**Entries:**
※ ※ ※
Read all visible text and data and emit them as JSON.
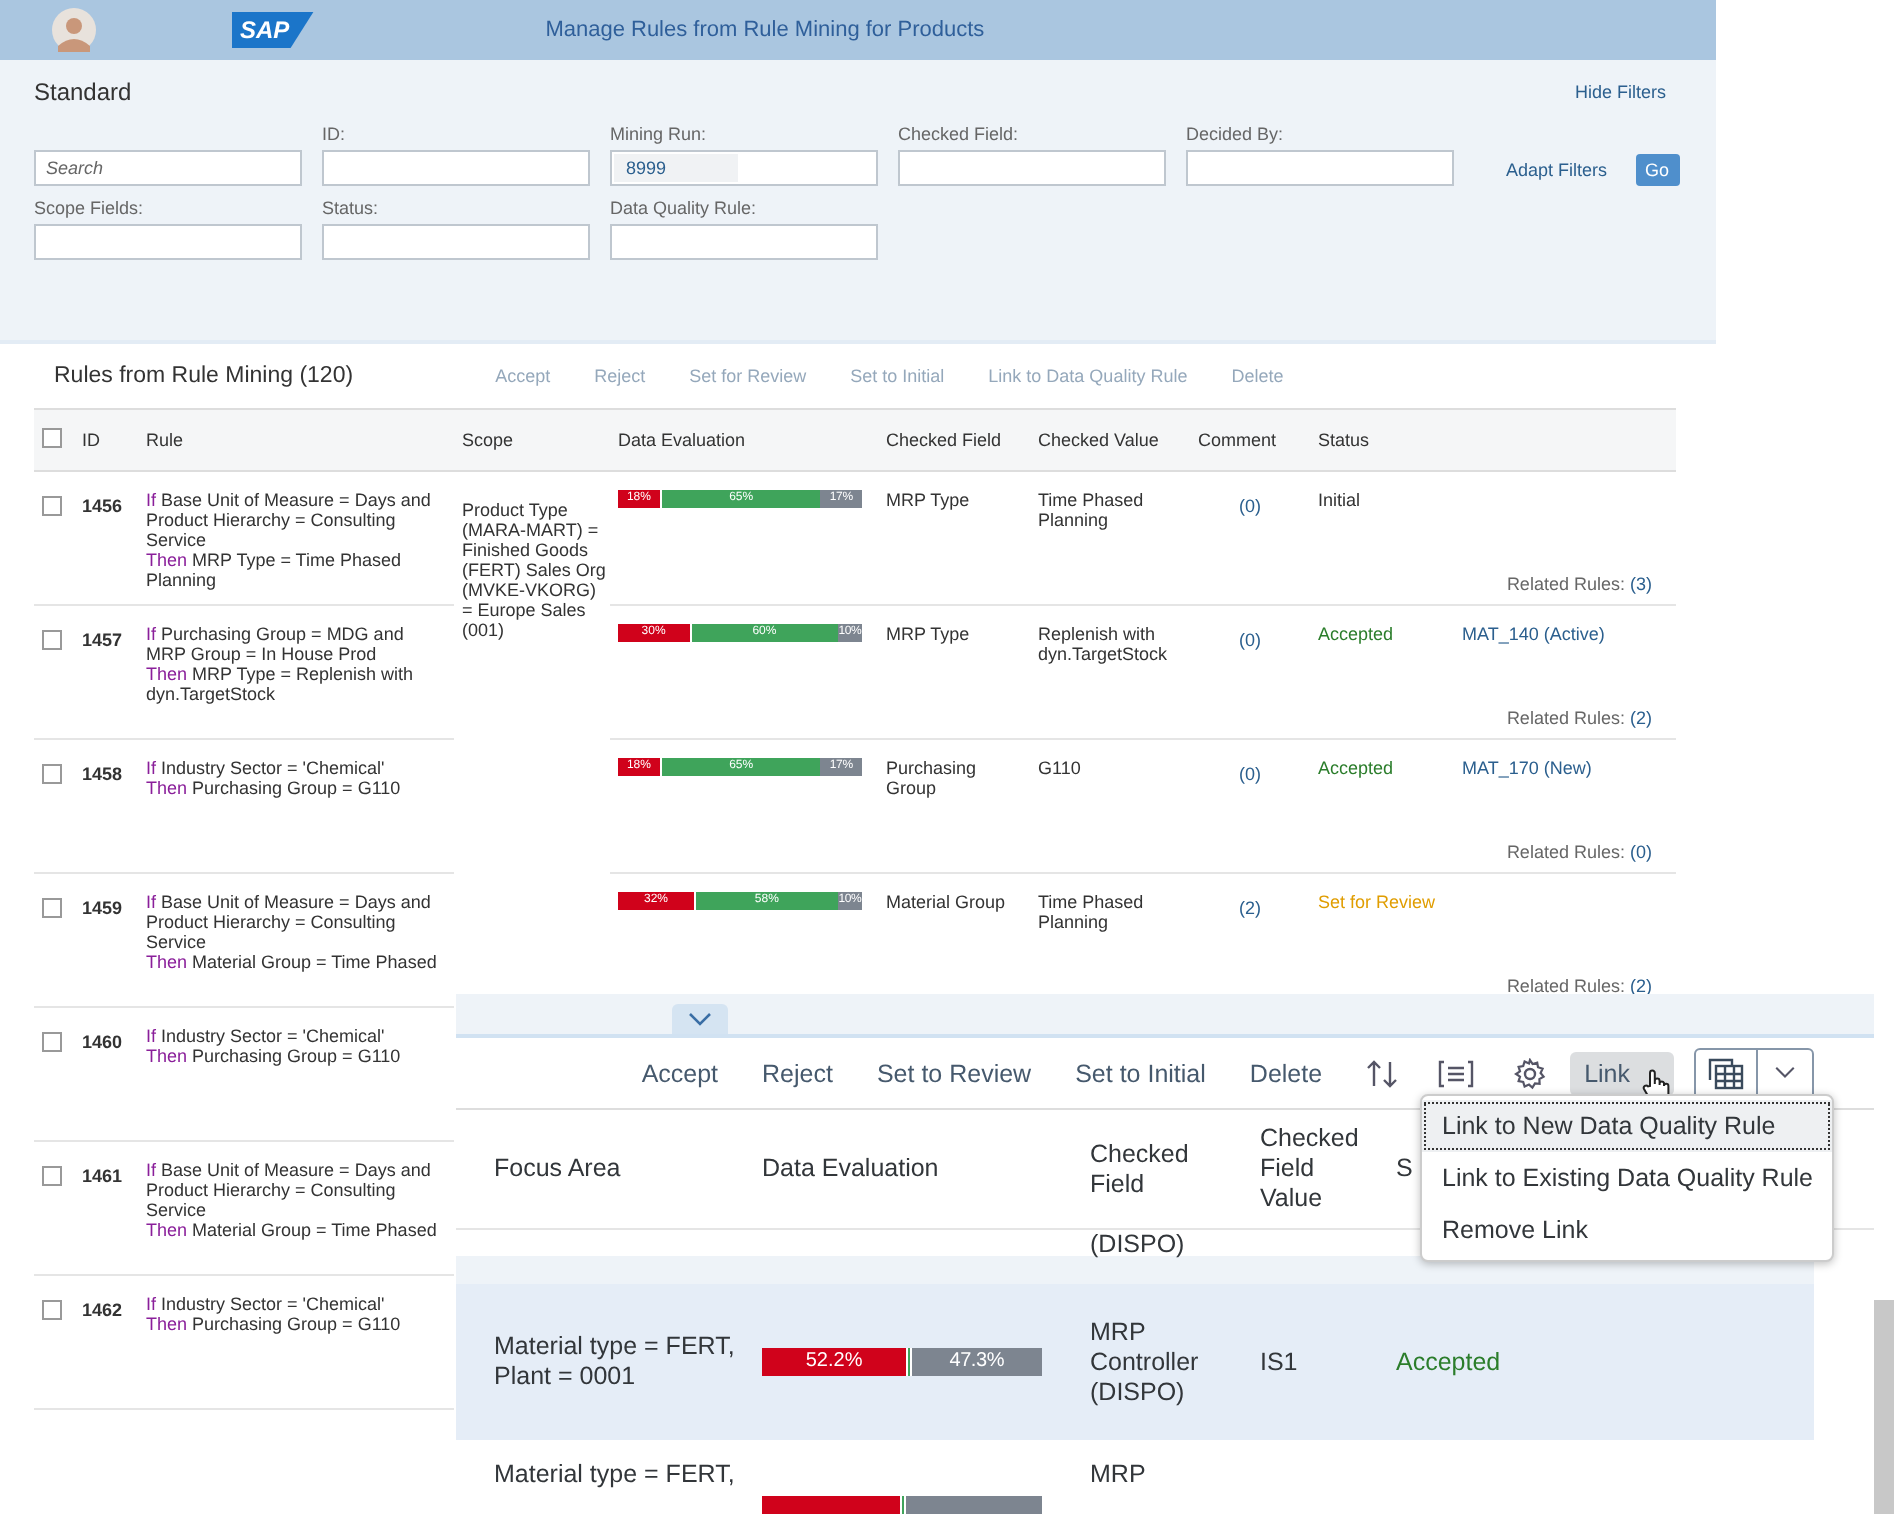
{
  "shell": {
    "logo": "SAP",
    "title": "Manage Rules from Rule Mining for Products"
  },
  "filter_bar": {
    "variant": "Standard",
    "hide_filters": "Hide Filters",
    "adapt_filters": "Adapt Filters",
    "go": "Go",
    "fields": [
      {
        "placeholder": "Search"
      },
      {
        "label": "ID:"
      },
      {
        "label": "Mining Run:",
        "value": "8999"
      },
      {
        "label": "Checked Field:"
      },
      {
        "label": "Decided By:"
      },
      {
        "label": "Scope Fields:"
      },
      {
        "label": "Status:"
      },
      {
        "label": "Data Quality Rule:"
      }
    ]
  },
  "table": {
    "title": "Rules from Rule Mining (120)",
    "actions": [
      {
        "label": "Accept",
        "disabled": true
      },
      {
        "label": "Reject",
        "disabled": true
      },
      {
        "label": "Set for Review",
        "disabled": true
      },
      {
        "label": "Set to Initial",
        "disabled": true
      },
      {
        "label": "Link to Data Quality Rule",
        "disabled": true
      },
      {
        "label": "Delete",
        "disabled": true
      }
    ],
    "select_all": {
      "checked": false
    },
    "columns": [
      "ID",
      "Rule",
      "Scope",
      "Data Evaluation",
      "Checked Field",
      "Checked Value",
      "Comment",
      "Status"
    ],
    "scope": "Product Type (MARA-MART) = Finished Goods (FERT) Sales Org (MVKE-VKORG) = Europe Sales (001)",
    "rows": [
      {
        "checked": false,
        "id": "1456",
        "rule": [
          {
            "keyword": "If",
            "text": "Base Unit of Measure = Days and Product Hierarchy = Consulting Service"
          },
          {
            "keyword": "Then",
            "text": "MRP Type = Time Phased Planning"
          }
        ],
        "evaluation": {
          "left": {
            "text": "18%",
            "level": 0.18
          },
          "middle": {
            "text": "65%"
          },
          "right": {
            "text": "17%",
            "level": 0.17
          }
        },
        "checked_field": "MRP Type",
        "checked_value": "Time Phased Planning",
        "comment": "(0)",
        "status": {
          "text": "Initial",
          "color": "#333333"
        },
        "related_label": "Related Rules:",
        "related_count": "(3)"
      },
      {
        "checked": false,
        "id": "1457",
        "rule": [
          {
            "keyword": "If",
            "text": "Purchasing Group = MDG and MRP Group = In House Prod"
          },
          {
            "keyword": "Then",
            "text": "MRP Type = Replenish with dyn.TargetStock"
          }
        ],
        "evaluation": {
          "left": {
            "text": "30%",
            "level": 0.3
          },
          "middle": {
            "text": "60%"
          },
          "right": {
            "text": "10%",
            "level": 0.1
          }
        },
        "checked_field": "MRP Type",
        "checked_value": "Replenish with dyn.TargetStock",
        "comment": "(0)",
        "status": {
          "text": "Accepted",
          "color": "#2b7d2b"
        },
        "link": "MAT_140 (Active)",
        "related_label": "Related Rules:",
        "related_count": "(2)"
      },
      {
        "checked": false,
        "id": "1458",
        "rule": [
          {
            "keyword": "If",
            "text": "Industry Sector = 'Chemical'"
          },
          {
            "keyword": "Then",
            "text": "Purchasing Group = G110"
          }
        ],
        "evaluation": {
          "left": {
            "text": "18%",
            "level": 0.18
          },
          "middle": {
            "text": "65%"
          },
          "right": {
            "text": "17%",
            "level": 0.17
          }
        },
        "checked_field": "Purchasing Group",
        "checked_value": "G110",
        "comment": "(0)",
        "status": {
          "text": "Accepted",
          "color": "#2b7d2b"
        },
        "link": "MAT_170 (New)",
        "related_label": "Related Rules:",
        "related_count": "(0)"
      },
      {
        "checked": false,
        "id": "1459",
        "rule": [
          {
            "keyword": "If",
            "text": "Base Unit of Measure = Days and Product Hierarchy = Consulting Service"
          },
          {
            "keyword": "Then",
            "text": "Material Group = Time Phased"
          }
        ],
        "evaluation": {
          "left": {
            "text": "32%",
            "level": 0.32
          },
          "middle": {
            "text": "58%"
          },
          "right": {
            "text": "10%",
            "level": 0.1
          }
        },
        "checked_field": "Material Group",
        "checked_value": "Time Phased Planning",
        "comment": "(2)",
        "status": {
          "text": "Set for Review",
          "color": "#e09d00"
        },
        "related_label": "Related Rules:",
        "related_count": "(2)"
      },
      {
        "checked": false,
        "id": "1460",
        "rule": [
          {
            "keyword": "If",
            "text": "Industry Sector = 'Chemical'"
          },
          {
            "keyword": "Then",
            "text": "Purchasing Group = G110"
          }
        ]
      },
      {
        "checked": false,
        "id": "1461",
        "rule": [
          {
            "keyword": "If",
            "text": "Base Unit of Measure = Days and Product Hierarchy = Consulting Service"
          },
          {
            "keyword": "Then",
            "text": "Material Group = Time Phased"
          }
        ]
      },
      {
        "checked": false,
        "id": "1462",
        "rule": [
          {
            "keyword": "If",
            "text": "Industry Sector = 'Chemical'"
          },
          {
            "keyword": "Then",
            "text": "Purchasing Group = G110"
          }
        ]
      }
    ]
  },
  "new_table": {
    "toolbar": [
      {
        "label": "Accept"
      },
      {
        "label": "Reject"
      },
      {
        "label": "Set to Review"
      },
      {
        "label": "Set to Initial"
      },
      {
        "label": "Delete"
      }
    ],
    "link_button": {
      "label": "Link",
      "pressed": true
    },
    "menu": [
      {
        "label": "Link to New Data Quality Rule",
        "selected": true
      },
      {
        "label": "Link to Existing Data Quality Rule",
        "selected": false
      },
      {
        "label": "Remove Link",
        "selected": false
      }
    ],
    "columns": [
      "Focus Area",
      "Data Evaluation",
      "Checked Field",
      "Checked Field Value",
      "S"
    ],
    "rows": [
      {
        "selected": false,
        "checked_field": "(DISPO)"
      },
      {
        "selected": true,
        "focus_area": "Material type = FERT, Plant = 0001",
        "evaluation": {
          "left": {
            "text": "52.2%",
            "level": 0.522
          },
          "right": {
            "text": "47.3%",
            "level": 0.473
          }
        },
        "checked_field": "MRP Controller (DISPO)",
        "value": "IS1",
        "status": {
          "text": "Accepted",
          "color": "#2b7d2b"
        }
      },
      {
        "selected": false,
        "focus_area": "Material type = FERT,",
        "checked_field": "MRP"
      }
    ]
  }
}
※ ※ ※
**Exercise prompt:** Pull out each line of the entries that contains "level".

**Answer for this exercise:**
            "level": 0.18
            "level": 0.17
            "level": 0.3
            "level": 0.1
            "level": 0.18
            "level": 0.17
            "level": 0.32
            "level": 0.1
            "level": 0.522
            "level": 0.473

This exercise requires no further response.